WHAT IS BEING ASKED:
Using the records below, locate all lines containing "activated" and return them.

--- INPUT DATA ---

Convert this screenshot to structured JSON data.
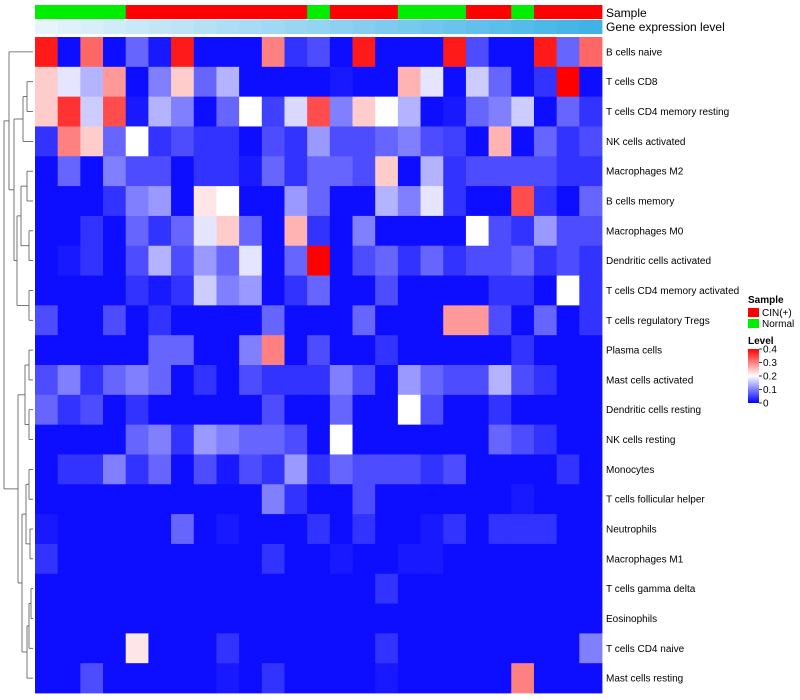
{
  "chart_data": {
    "type": "heatmap",
    "title": "",
    "annotations": {
      "sample": {
        "label": "Sample",
        "values": [
          "Normal",
          "Normal",
          "Normal",
          "Normal",
          "CIN(+)",
          "CIN(+)",
          "CIN(+)",
          "CIN(+)",
          "CIN(+)",
          "CIN(+)",
          "CIN(+)",
          "CIN(+)",
          "Normal",
          "CIN(+)",
          "CIN(+)",
          "CIN(+)",
          "Normal",
          "Normal",
          "Normal",
          "CIN(+)",
          "CIN(+)",
          "Normal",
          "CIN(+)",
          "CIN(+)",
          "CIN(+)"
        ]
      },
      "expression": {
        "label": "Gene expression level",
        "values": [
          0.02,
          0.04,
          0.06,
          0.08,
          0.1,
          0.12,
          0.14,
          0.16,
          0.18,
          0.2,
          0.22,
          0.24,
          0.26,
          0.28,
          0.3,
          0.32,
          0.34,
          0.36,
          0.38,
          0.4,
          0.42,
          0.44,
          0.46,
          0.48,
          0.5
        ]
      }
    },
    "rows": [
      "B cells naive",
      "T cells CD8",
      "T cells CD4 memory resting",
      "NK cells activated",
      "Macrophages M2",
      "B cells memory",
      "Macrophages M0",
      "Dendritic cells activated",
      "T cells CD4 memory activated",
      "T cells regulatory  Tregs",
      "Plasma cells",
      "Mast cells activated",
      "Dendritic cells resting",
      "NK cells resting",
      "Monocytes",
      "T cells follicular helper",
      "Neutrophils",
      "Macrophages M1",
      "T cells gamma delta",
      "Eosinophils",
      "T cells CD4 naive",
      "Mast cells resting"
    ],
    "values": [
      [
        0.38,
        0.01,
        0.32,
        0.01,
        0.08,
        0.02,
        0.38,
        0.01,
        0.01,
        0.01,
        0.3,
        0.04,
        0.06,
        0.01,
        0.38,
        0.01,
        0.01,
        0.01,
        0.38,
        0.06,
        0.01,
        0.01,
        0.38,
        0.08,
        0.32
      ],
      [
        0.24,
        0.18,
        0.14,
        0.28,
        0.01,
        0.1,
        0.24,
        0.08,
        0.14,
        0.01,
        0.01,
        0.01,
        0.01,
        0.02,
        0.01,
        0.01,
        0.26,
        0.18,
        0.01,
        0.16,
        0.08,
        0.01,
        0.04,
        0.4,
        0.01
      ],
      [
        0.24,
        0.36,
        0.16,
        0.34,
        0.02,
        0.14,
        0.1,
        0.01,
        0.08,
        0.2,
        0.05,
        0.17,
        0.34,
        0.1,
        0.24,
        0.2,
        0.14,
        0.01,
        0.02,
        0.08,
        0.1,
        0.16,
        0.01,
        0.08,
        0.04
      ],
      [
        0.04,
        0.3,
        0.24,
        0.08,
        0.2,
        0.04,
        0.06,
        0.04,
        0.04,
        0.01,
        0.06,
        0.04,
        0.12,
        0.06,
        0.06,
        0.08,
        0.1,
        0.06,
        0.05,
        0.01,
        0.26,
        0.01,
        0.08,
        0.04,
        0.06
      ],
      [
        0.01,
        0.08,
        0.01,
        0.1,
        0.06,
        0.06,
        0.01,
        0.04,
        0.04,
        0.02,
        0.08,
        0.04,
        0.08,
        0.08,
        0.06,
        0.24,
        0.01,
        0.14,
        0.04,
        0.06,
        0.06,
        0.06,
        0.06,
        0.04,
        0.04
      ],
      [
        0.01,
        0.01,
        0.01,
        0.04,
        0.1,
        0.12,
        0.01,
        0.22,
        0.2,
        0.01,
        0.01,
        0.12,
        0.08,
        0.01,
        0.01,
        0.14,
        0.1,
        0.18,
        0.04,
        0.01,
        0.01,
        0.34,
        0.04,
        0.01,
        0.08
      ],
      [
        0.01,
        0.01,
        0.04,
        0.01,
        0.08,
        0.04,
        0.08,
        0.18,
        0.24,
        0.08,
        0.01,
        0.26,
        0.04,
        0.01,
        0.1,
        0.01,
        0.01,
        0.01,
        0.01,
        0.2,
        0.06,
        0.04,
        0.12,
        0.06,
        0.06
      ],
      [
        0.01,
        0.02,
        0.04,
        0.01,
        0.06,
        0.14,
        0.06,
        0.12,
        0.08,
        0.18,
        0.01,
        0.08,
        0.4,
        0.01,
        0.06,
        0.08,
        0.04,
        0.08,
        0.04,
        0.06,
        0.06,
        0.08,
        0.04,
        0.06,
        0.04
      ],
      [
        0.01,
        0.01,
        0.01,
        0.01,
        0.04,
        0.02,
        0.04,
        0.16,
        0.1,
        0.12,
        0.01,
        0.04,
        0.08,
        0.01,
        0.01,
        0.06,
        0.01,
        0.01,
        0.01,
        0.01,
        0.04,
        0.04,
        0.01,
        0.2,
        0.04
      ],
      [
        0.06,
        0.01,
        0.01,
        0.06,
        0.01,
        0.04,
        0.01,
        0.01,
        0.01,
        0.01,
        0.08,
        0.01,
        0.01,
        0.01,
        0.08,
        0.01,
        0.01,
        0.01,
        0.28,
        0.28,
        0.06,
        0.01,
        0.08,
        0.01,
        0.04
      ],
      [
        0.01,
        0.01,
        0.01,
        0.01,
        0.01,
        0.08,
        0.08,
        0.01,
        0.01,
        0.1,
        0.3,
        0.01,
        0.06,
        0.01,
        0.01,
        0.04,
        0.01,
        0.01,
        0.01,
        0.01,
        0.01,
        0.04,
        0.01,
        0.01,
        0.01
      ],
      [
        0.06,
        0.1,
        0.04,
        0.08,
        0.1,
        0.08,
        0.01,
        0.04,
        0.01,
        0.06,
        0.04,
        0.04,
        0.04,
        0.1,
        0.06,
        0.01,
        0.12,
        0.08,
        0.06,
        0.06,
        0.14,
        0.06,
        0.04,
        0.01,
        0.01
      ],
      [
        0.08,
        0.04,
        0.06,
        0.01,
        0.04,
        0.01,
        0.01,
        0.01,
        0.01,
        0.01,
        0.06,
        0.01,
        0.01,
        0.08,
        0.01,
        0.01,
        0.2,
        0.06,
        0.01,
        0.01,
        0.04,
        0.01,
        0.01,
        0.01,
        0.01
      ],
      [
        0.01,
        0.01,
        0.01,
        0.01,
        0.08,
        0.1,
        0.04,
        0.12,
        0.1,
        0.08,
        0.08,
        0.06,
        0.01,
        0.2,
        0.01,
        0.01,
        0.01,
        0.01,
        0.01,
        0.01,
        0.08,
        0.06,
        0.04,
        0.01,
        0.01
      ],
      [
        0.01,
        0.04,
        0.04,
        0.1,
        0.04,
        0.08,
        0.01,
        0.06,
        0.02,
        0.06,
        0.04,
        0.12,
        0.04,
        0.08,
        0.06,
        0.06,
        0.06,
        0.04,
        0.06,
        0.01,
        0.01,
        0.01,
        0.01,
        0.04,
        0.01
      ],
      [
        0.01,
        0.01,
        0.01,
        0.01,
        0.01,
        0.01,
        0.01,
        0.01,
        0.01,
        0.01,
        0.1,
        0.04,
        0.01,
        0.01,
        0.06,
        0.01,
        0.01,
        0.01,
        0.01,
        0.01,
        0.01,
        0.02,
        0.01,
        0.01,
        0.01
      ],
      [
        0.02,
        0.01,
        0.01,
        0.01,
        0.01,
        0.01,
        0.08,
        0.01,
        0.02,
        0.01,
        0.01,
        0.01,
        0.04,
        0.01,
        0.04,
        0.01,
        0.01,
        0.02,
        0.04,
        0.01,
        0.04,
        0.04,
        0.04,
        0.01,
        0.01
      ],
      [
        0.04,
        0.01,
        0.01,
        0.01,
        0.01,
        0.01,
        0.01,
        0.01,
        0.01,
        0.01,
        0.04,
        0.01,
        0.01,
        0.02,
        0.01,
        0.01,
        0.02,
        0.02,
        0.01,
        0.01,
        0.01,
        0.01,
        0.01,
        0.01,
        0.01
      ],
      [
        0.01,
        0.01,
        0.01,
        0.01,
        0.01,
        0.01,
        0.01,
        0.01,
        0.01,
        0.01,
        0.01,
        0.01,
        0.01,
        0.01,
        0.01,
        0.04,
        0.01,
        0.01,
        0.01,
        0.01,
        0.01,
        0.01,
        0.01,
        0.01,
        0.01
      ],
      [
        0.01,
        0.01,
        0.01,
        0.01,
        0.01,
        0.01,
        0.01,
        0.01,
        0.01,
        0.01,
        0.01,
        0.01,
        0.01,
        0.01,
        0.01,
        0.01,
        0.01,
        0.01,
        0.01,
        0.01,
        0.01,
        0.01,
        0.01,
        0.01,
        0.01
      ],
      [
        0.01,
        0.01,
        0.01,
        0.01,
        0.22,
        0.01,
        0.01,
        0.01,
        0.04,
        0.01,
        0.01,
        0.01,
        0.01,
        0.01,
        0.01,
        0.04,
        0.01,
        0.01,
        0.01,
        0.01,
        0.01,
        0.01,
        0.01,
        0.01,
        0.1
      ],
      [
        0.01,
        0.01,
        0.06,
        0.01,
        0.01,
        0.01,
        0.01,
        0.01,
        0.02,
        0.01,
        0.04,
        0.01,
        0.01,
        0.01,
        0.01,
        0.02,
        0.01,
        0.01,
        0.01,
        0.01,
        0.01,
        0.3,
        0.01,
        0.01,
        0.01
      ]
    ],
    "legend": {
      "sample_title": "Sample",
      "sample_entries": [
        {
          "label": "CIN(+)",
          "color": "#ff0000"
        },
        {
          "label": "Normal",
          "color": "#00ee00"
        }
      ],
      "level_title": "Level",
      "level_ticks": [
        "0.4",
        "0.3",
        "0.2",
        "0.1",
        "0"
      ],
      "level_tick_values": [
        0.4,
        0.3,
        0.2,
        0.1,
        0
      ]
    },
    "color_scale": {
      "low": "#0000ff",
      "mid": "#ffffff",
      "high": "#ff0000",
      "min": 0,
      "mid_value": 0.2,
      "max": 0.4
    },
    "annotation_colors": {
      "light": "#e6f4fb",
      "dark": "#3fb3e8"
    }
  }
}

---

ANSWER TO THE PROBLEM:
      "NK cells activated",
      "Dendritic cells activated",
      "T cells CD4 memory activated",
      "Mast cells activated",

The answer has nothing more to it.